The ‘decline of tragedy’, then, is only a fact about our lack of evidence. In comedy, the usual view of a lull of about sixty years (380–320 BC) is also mistaken. Already at the end of Aristophanes’ long career, the comic chorus was on the way out; not all of his comedy was still robustly personalized, but the genre was in no way shutting down. Scores of comedies went on being composed, although they are known to us only in fragments. Comedy’s re-emergence with Menander in the late 320s is only apparent. Two long-lived authors, among others, refute it: Antiphanes (active c. 385–c. 332 BC) and Alexis (active c. 355–275 BC) were each credited with more than two hundred and forty plays, and the latter was admired into Roman times. It is simply that we have none of them nowadays. Their younger heir, Menander, then becomes the master of unpolitical ‘situation’ comedy with a pleasant feeling for character and dramatic settings. His comedies are evidence, among much else, that young Athenian males and females of citizen families would fall romantically in love and decide to marry even without their parents’ encouragement. In his comedies, unlike Aristophanes’, there are no homoerotic jokes or affairs. In my view, this ‘good taste’ reflects Menander’s own Athenian friendships and political inclination: Menander became linked with Aristotle’s pupil, Theophrastus, and then with the oligarchic Demetrius in whose dominance (317–307 BC) his plays flourished. There was no lasting ban on personalized political comedy, but these ‘enlightened’ superior people disliked it (like Jacob Burckhardt). So Menander was more tasteful (homoerotic affairs continued, of course, but jokes about them and sodomy were simply too coarse). One contemporary, Timocles, did continue to write personalized political jokes, but he seems to have supported the Macedonians’ dominance, and so the targets of his jokes were acceptable to the governing class.

-=-=-=-=-

Required tasks:
- a) Rewrite the listing lines starting with the line that contains "available-networks-header: AVAILABLE NETWORKS" and going on through the line that contains "pointing-hand-icon xyxy=(320,684,400,785)", with "HeimVision" replaced by "GuestNet" and nothing else altered.
- b) Extend the passage on Athenian comedy from the point at which it stops.

-=-=-=-=-

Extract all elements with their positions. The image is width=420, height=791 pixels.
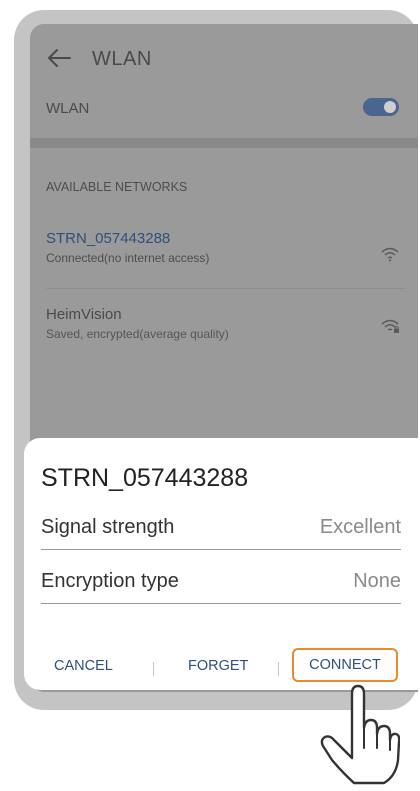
available-networks-header: AVAILABLE NETWORKS xyxy=(46,180,188,194)
wlan-toggle-label: WLAN xyxy=(46,100,90,117)
button-separator xyxy=(153,662,154,676)
dialog-title: STRN_057443288 xyxy=(41,464,249,492)
list-divider xyxy=(46,288,406,289)
encryption-type-row: Encryption type None xyxy=(41,558,401,604)
connect-button[interactable]: CONNECT xyxy=(292,648,398,682)
row-divider xyxy=(41,549,401,550)
network-status: Connected(no internet access) xyxy=(46,251,210,265)
network-name: HeimVision xyxy=(46,306,122,323)
cancel-button[interactable]: CANCEL xyxy=(54,658,113,674)
pointing-hand-icon xyxy=(320,684,400,785)
encryption-type-label: Encryption type xyxy=(41,570,179,592)
button-separator xyxy=(278,662,279,676)
top-bar: WLAN WLAN xyxy=(30,24,418,146)
row-divider xyxy=(41,603,401,604)
signal-strength-label: Signal strength xyxy=(41,516,175,538)
network-details-dialog: STRN_057443288 Signal strength Excellent… xyxy=(24,438,418,690)
wifi-icon xyxy=(381,247,399,262)
signal-strength-value: Excellent xyxy=(319,516,401,538)
wifi-lock-icon xyxy=(381,319,399,333)
back-arrow-icon[interactable] xyxy=(46,48,72,68)
forget-button[interactable]: FORGET xyxy=(188,658,248,674)
network-name: STRN_057443288 xyxy=(46,230,171,247)
wlan-toggle[interactable] xyxy=(363,98,399,116)
network-item-strn[interactable]: STRN_057443288 Connected(no internet acc… xyxy=(46,230,386,265)
section-divider xyxy=(30,138,418,148)
network-status: Saved, encrypted(average quality) xyxy=(46,327,229,341)
page-title: WLAN xyxy=(92,48,152,70)
encryption-type-value: None xyxy=(353,570,401,592)
toggle-knob xyxy=(384,101,396,113)
signal-strength-row: Signal strength Excellent xyxy=(41,504,401,550)
network-item-heimvision[interactable]: HeimVision Saved, encrypted(average qual… xyxy=(46,306,386,341)
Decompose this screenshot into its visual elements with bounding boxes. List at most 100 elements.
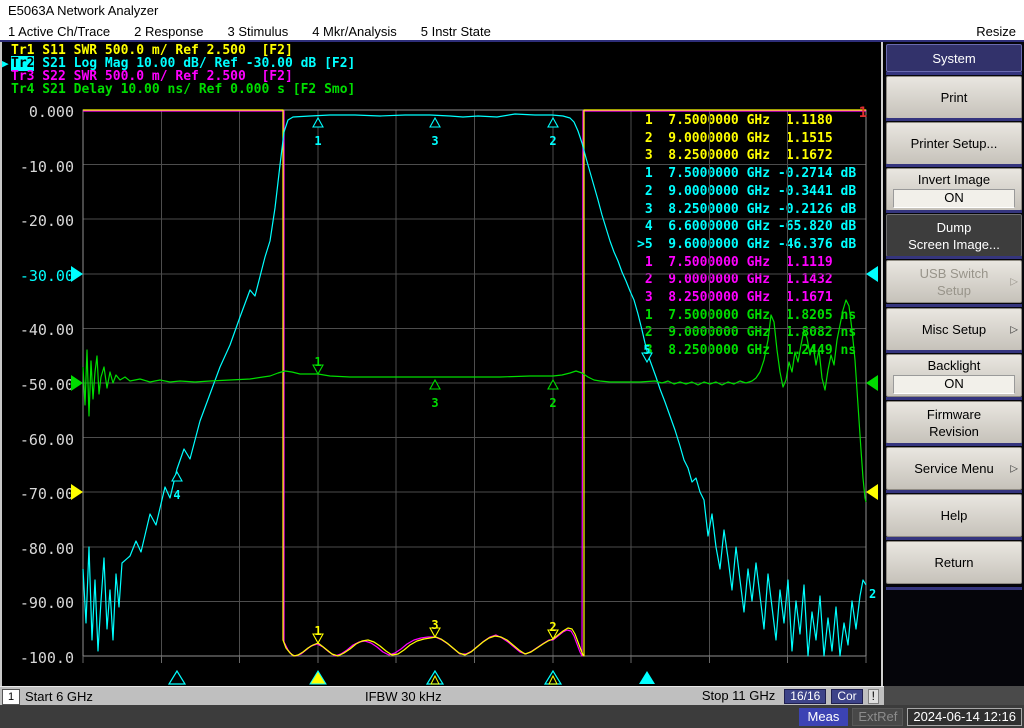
menu-item-3[interactable]: 3 Stimulus [228, 24, 289, 39]
softkey-separator-4 [886, 210, 1022, 213]
softkey-usb-switch-setup-label-2: Setup [937, 282, 971, 299]
softkey-printer-setup[interactable]: Printer Setup... [886, 122, 1022, 165]
menu-item-5[interactable]: 5 Instr State [421, 24, 491, 39]
submenu-arrow-icon: ▷ [1010, 321, 1018, 338]
marker-row-tr4-11: 1 7.5000000 GHz 1.8205 ns [637, 307, 856, 325]
marker-row-tr1-0: 1 7.5000000 GHz 1.1180 [637, 112, 856, 130]
marker-row-tr3-10: 3 8.2500000 GHz 1.1671 [637, 289, 856, 307]
softkey-dump-screen-image-label: Dump [937, 219, 972, 236]
menu-item-resize[interactable]: Resize [976, 24, 1016, 39]
marker-row-tr1-1: 2 9.0000000 GHz 1.1515 [637, 130, 856, 148]
softkey-print[interactable]: Print [886, 76, 1022, 119]
system-status-bar: Meas ExtRef 2024-06-14 12:16 [0, 705, 1024, 728]
status-bar: 1 Start 6 GHz IFBW 30 kHz Stop 11 GHz 16… [0, 686, 884, 705]
softkey-usb-switch-setup[interactable]: USB SwitchSetup▷ [886, 260, 1022, 303]
y-axis-label-6: -60.00 [20, 431, 74, 449]
softkey-invert-image[interactable]: Invert ImageON [886, 168, 1022, 211]
marker-row-tr1-2: 3 8.2500000 GHz 1.1672 [637, 147, 856, 165]
sweep-count-badge: 16/16 [784, 689, 826, 704]
y-axis-label-10: -100.0 [20, 649, 74, 667]
softkey-separator-end [886, 587, 1022, 590]
softkey-separator-9 [886, 443, 1022, 446]
trace-name-tr4: Tr4 [11, 82, 34, 97]
active-trace-arrow-icon: ▶ [2, 57, 11, 70]
softkey-menu: SystemPrintPrinter Setup...Invert ImageO… [884, 42, 1024, 686]
datetime-display: 2024-06-14 12:16 [907, 708, 1022, 726]
softkey-separator-3 [886, 164, 1022, 167]
softkey-usb-switch-setup-label: USB Switch [920, 265, 989, 282]
marker-row-tr4-12: 2 9.0000000 GHz 1.8082 ns [637, 324, 856, 342]
trace-arrow-placeholder [2, 44, 11, 57]
softkey-backlight[interactable]: BacklightON [886, 354, 1022, 397]
meas-status-badge: Meas [799, 708, 849, 726]
menu-item-1[interactable]: 1 Active Ch/Trace [8, 24, 110, 39]
softkey-system[interactable]: System [886, 44, 1022, 72]
marker-row-tr2-4: 2 9.0000000 GHz -0.3441 dB [637, 183, 856, 201]
softkey-system-label: System [932, 50, 975, 67]
alert-badge: ! [868, 689, 879, 704]
marker-row-tr3-8: 1 7.5000000 GHz 1.1119 [637, 254, 856, 272]
system-status-cluster: Meas ExtRef 2024-06-14 12:16 [799, 707, 1022, 726]
softkey-dump-screen-image-label-2: Screen Image... [908, 236, 1000, 253]
softkey-firmware-revision-label-2: Revision [929, 423, 979, 440]
y-axis-label-4: -40.00 [20, 321, 74, 339]
start-frequency-label: Start 6 GHz [25, 688, 93, 705]
status-right-cluster: Stop 11 GHz 16/16 Cor ! [702, 688, 879, 704]
marker-row-tr2-7: >5 9.6000000 GHz -46.376 dB [637, 236, 856, 254]
menu-bar: 1 Active Ch/Trace 2 Response 3 Stimulus 4 M… [0, 22, 1024, 42]
softkey-invert-image-state: ON [893, 189, 1015, 208]
softkey-misc-setup[interactable]: Misc Setup ▷ [886, 308, 1022, 351]
softkey-help-label: Help [941, 507, 968, 524]
y-axis-label-9: -90.00 [20, 594, 74, 612]
instrument-window: E5063A Network Analyzer 1 Active Ch/Trac… [0, 0, 1024, 728]
marker-row-tr3-9: 2 9.0000000 GHz 1.1432 [637, 271, 856, 289]
marker-row-tr4-13: 3 8.2500000 GHz 1.2449 ns [637, 342, 856, 360]
trace-arrow-placeholder [2, 70, 11, 83]
menu-item-2[interactable]: 2 Response [134, 24, 203, 39]
softkey-separator-8 [886, 397, 1022, 400]
softkey-dump-screen-image[interactable]: DumpScreen Image... [886, 214, 1022, 257]
softkey-invert-image-label: Invert Image [918, 171, 990, 188]
extref-status-badge: ExtRef [852, 708, 903, 726]
trace-arrow-placeholder [2, 83, 11, 96]
softkey-return[interactable]: Return [886, 541, 1022, 584]
trace-settings-tr4: S21 Delay 10.00 ns/ Ref 0.000 s [F2 Smo] [34, 82, 355, 97]
softkey-service-menu[interactable]: Service Menu ▷ [886, 447, 1022, 490]
softkey-backlight-state: ON [893, 375, 1015, 394]
y-axis-label-8: -80.00 [20, 540, 74, 558]
menu-item-4[interactable]: 4 Mkr/Analysis [312, 24, 397, 39]
trace-status-block: Tr1 S11 SWR 500.0 m/ Ref 2.500 [F2]▶Tr2 … [2, 44, 355, 96]
softkey-separator-1 [886, 72, 1022, 75]
marker-row-tr2-3: 1 7.5000000 GHz -0.2714 dB [637, 165, 856, 183]
submenu-arrow-icon: ▷ [1010, 460, 1018, 477]
softkey-firmware-revision[interactable]: FirmwareRevision [886, 401, 1022, 444]
y-axis-label-3: -30.00 [20, 267, 74, 285]
trace-status-tr4[interactable]: Tr4 S21 Delay 10.00 ns/ Ref 0.000 s [F2 … [2, 83, 355, 96]
softkey-separator-7 [886, 350, 1022, 353]
screen-left-border [0, 42, 2, 686]
marker-readout-table: 1 7.5000000 GHz 1.1180 2 9.0000000 GHz 1… [637, 112, 856, 360]
softkey-backlight-label: Backlight [928, 357, 981, 374]
correction-badge: Cor [831, 689, 862, 704]
status-bar-right-filler [884, 686, 1024, 705]
softkey-help[interactable]: Help [886, 494, 1022, 537]
softkey-printer-setup-label: Printer Setup... [911, 135, 998, 152]
softkey-firmware-revision-label: Firmware [927, 406, 981, 423]
softkey-print-label: Print [941, 89, 968, 106]
softkey-service-menu-label: Service Menu [914, 460, 993, 477]
softkey-separator-11 [886, 537, 1022, 540]
y-axis-label-2: -20.00 [20, 212, 74, 230]
y-axis-label-1: -10.00 [20, 158, 74, 176]
softkey-separator-6 [886, 304, 1022, 307]
marker-row-tr2-6: 4 6.6000000 GHz -65.820 dB [637, 218, 856, 236]
y-axis-label-7: -70.00 [20, 485, 74, 503]
softkey-separator-10 [886, 490, 1022, 493]
marker-row-tr2-5: 3 8.2500000 GHz -0.2126 dB [637, 201, 856, 219]
window-title: E5063A Network Analyzer [8, 3, 158, 18]
channel-number-box: 1 [2, 689, 20, 705]
y-axis-label-0: 0.000 [29, 103, 74, 121]
softkey-separator-5 [886, 256, 1022, 259]
softkey-misc-setup-label: Misc Setup [922, 321, 986, 338]
y-axis-label-5: -50.00 [20, 376, 74, 394]
ifbw-label: IFBW 30 kHz [365, 688, 442, 705]
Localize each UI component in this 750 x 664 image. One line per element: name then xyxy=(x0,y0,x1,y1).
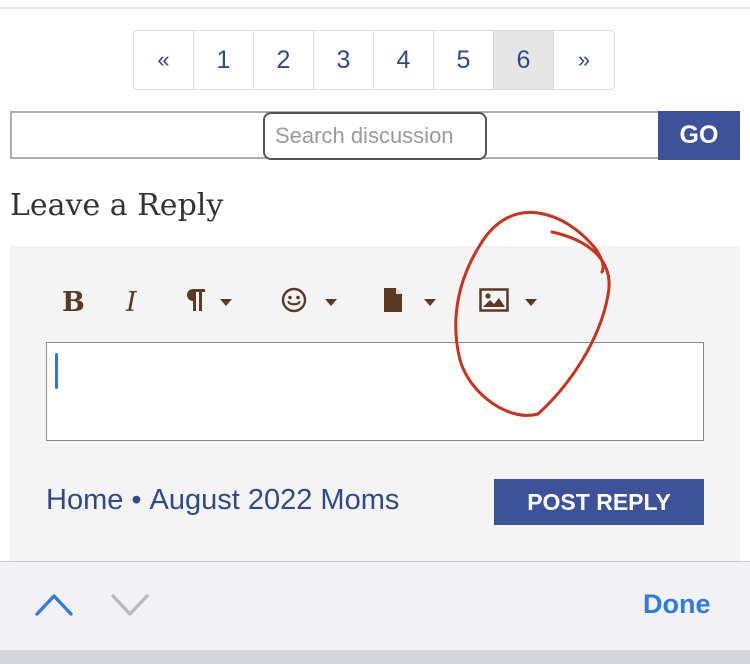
post-reply-button[interactable]: POST REPLY xyxy=(494,479,704,525)
chevron-down-icon xyxy=(325,298,337,306)
search-input[interactable] xyxy=(263,112,487,160)
pagination-prev[interactable]: « xyxy=(134,31,194,89)
chevron-down-icon xyxy=(424,298,436,306)
emoji-dropdown[interactable] xyxy=(281,280,337,324)
chevron-up-icon[interactable] xyxy=(34,590,74,623)
pagination-page-1[interactable]: 1 xyxy=(194,31,254,89)
bold-button[interactable]: B xyxy=(62,280,85,324)
pagination-page-4[interactable]: 4 xyxy=(374,31,434,89)
pagination: « 1 2 3 4 5 6 » xyxy=(133,30,615,90)
italic-button[interactable]: I xyxy=(126,280,137,324)
image-dropdown[interactable] xyxy=(479,280,537,324)
go-button[interactable]: GO xyxy=(658,111,740,160)
top-divider xyxy=(0,7,750,9)
leave-reply-heading: Leave a Reply xyxy=(10,188,224,223)
paragraph-format-dropdown[interactable] xyxy=(184,280,232,324)
file-dropdown[interactable] xyxy=(382,280,436,324)
image-icon xyxy=(479,287,509,317)
paragraph-icon xyxy=(184,287,206,318)
pagination-next[interactable]: » xyxy=(554,31,614,89)
chevron-down-icon xyxy=(525,298,537,306)
file-icon xyxy=(382,287,404,318)
pagination-page-5[interactable]: 5 xyxy=(434,31,494,89)
breadcrumb-home-link[interactable]: Home xyxy=(46,484,123,517)
pagination-page-3[interactable]: 3 xyxy=(314,31,374,89)
reply-textarea[interactable] xyxy=(46,342,704,441)
chevron-down-icon xyxy=(220,298,232,306)
text-cursor xyxy=(55,353,58,389)
chevron-down-icon[interactable] xyxy=(110,590,150,623)
keyboard-edge xyxy=(0,650,750,664)
pagination-page-6-current[interactable]: 6 xyxy=(494,31,554,89)
breadcrumb-separator: • xyxy=(131,484,142,516)
done-button[interactable]: Done xyxy=(643,589,711,620)
emoji-icon xyxy=(281,287,307,318)
breadcrumb-forum-link[interactable]: August 2022 Moms xyxy=(150,484,400,517)
pagination-page-2[interactable]: 2 xyxy=(254,31,314,89)
breadcrumb: Home • August 2022 Moms xyxy=(46,484,399,517)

-=-=-=-=-

Exercise results:
- a)
available-networks-header: AVAILABLE NETWORKS xyxy=(46,180,188,194)
wlan-toggle-label: WLAN xyxy=(46,100,90,117)
button-separator xyxy=(153,662,154,676)
dialog-title: STRN_057443288 xyxy=(41,464,249,492)
list-divider xyxy=(46,288,406,289)
encryption-type-row: Encryption type None xyxy=(41,558,401,604)
connect-button[interactable]: CONNECT xyxy=(292,648,398,682)
row-divider xyxy=(41,549,401,550)
network-status: Connected(no internet access) xyxy=(46,251,210,265)
network-name: GuestNet xyxy=(46,306,122,323)
cancel-button[interactable]: CANCEL xyxy=(54,658,113,674)
pointing-hand-icon xyxy=(320,684,400,785)

- b)
The fourth-century democracy was not at all in retreat, until the Macedonians ended it forcibly in 322 BC. After the awful oligarchic coups in the late fifth century, the people voted to entrench it even further. Pay for attending the assembly (some forty days a year) was introduced for all citizens, even in the dark financial days of the mid-390s; the pay for jurymen and council-service continued unassailably (though unlike assembly-pay neither was increased). The total pay for state service probably came to about a hundred talents by the 340s, a sum spread widely among participants rather than supporting a small group of professional civil servants. There was also a democratic concern about the methods of adopting new laws. Eventually, the agreed procedure was to appoint a panel of ‘law commissioners’ to make a recommendation on a particular topic. But their recommendations came back to the people’s assembly and had to be voted on to have any force. There was no loss of ‘popular sovereignty’. After the brusque malpractice of the reforming oligarchs, there was a sharpened awareness of the difference between a ‘law’ and a mere ‘decree’ as resolved at a public meeting. This awareness could be exploited against political enemies. The older political check of ostracism had disappeared since c.417 BC (when Alcibiades had artfully distorted the result of one), and instead, orators’ proposals were increasingly exposed to lawsuits for ‘illegality’. However, the procedure for such suits had existed in the late fifth century, and once again they were not a surrender of popular ‘sovereignty’. These cases were heard in the popular courts by random panels of citizen-jurors. They were not the objects of a separate Supreme Court.

In the end, the people of Attica were still the only sovereign body, meeting in their assembly in the belief that ‘the people can do whatever seems good to it’. Their meetings were not ignorant occasions. Practice increased a citizen’s political discernment, and to judge from surviving orators’ speeches, or references to them, a whole body of complex foreign diplomacy would be brought to the assembly for a decision. There was no ‘government’, no continuing group who ‘ran’ the place: the councillors still changed yearly, and their ‘recommendations’ had to be voted in by all the people. Since the death of Pericles a division had already become apparent between the military generals and the most prominent political orators. In the fourth century this division becomes even clearer, as does the Athenians’ propensity to prosecute generals who failed them on expeditions abroad. The people were highly suspicious of malpractice, and so their generals realized that they were well advised to work with a political orator who would champion them at home.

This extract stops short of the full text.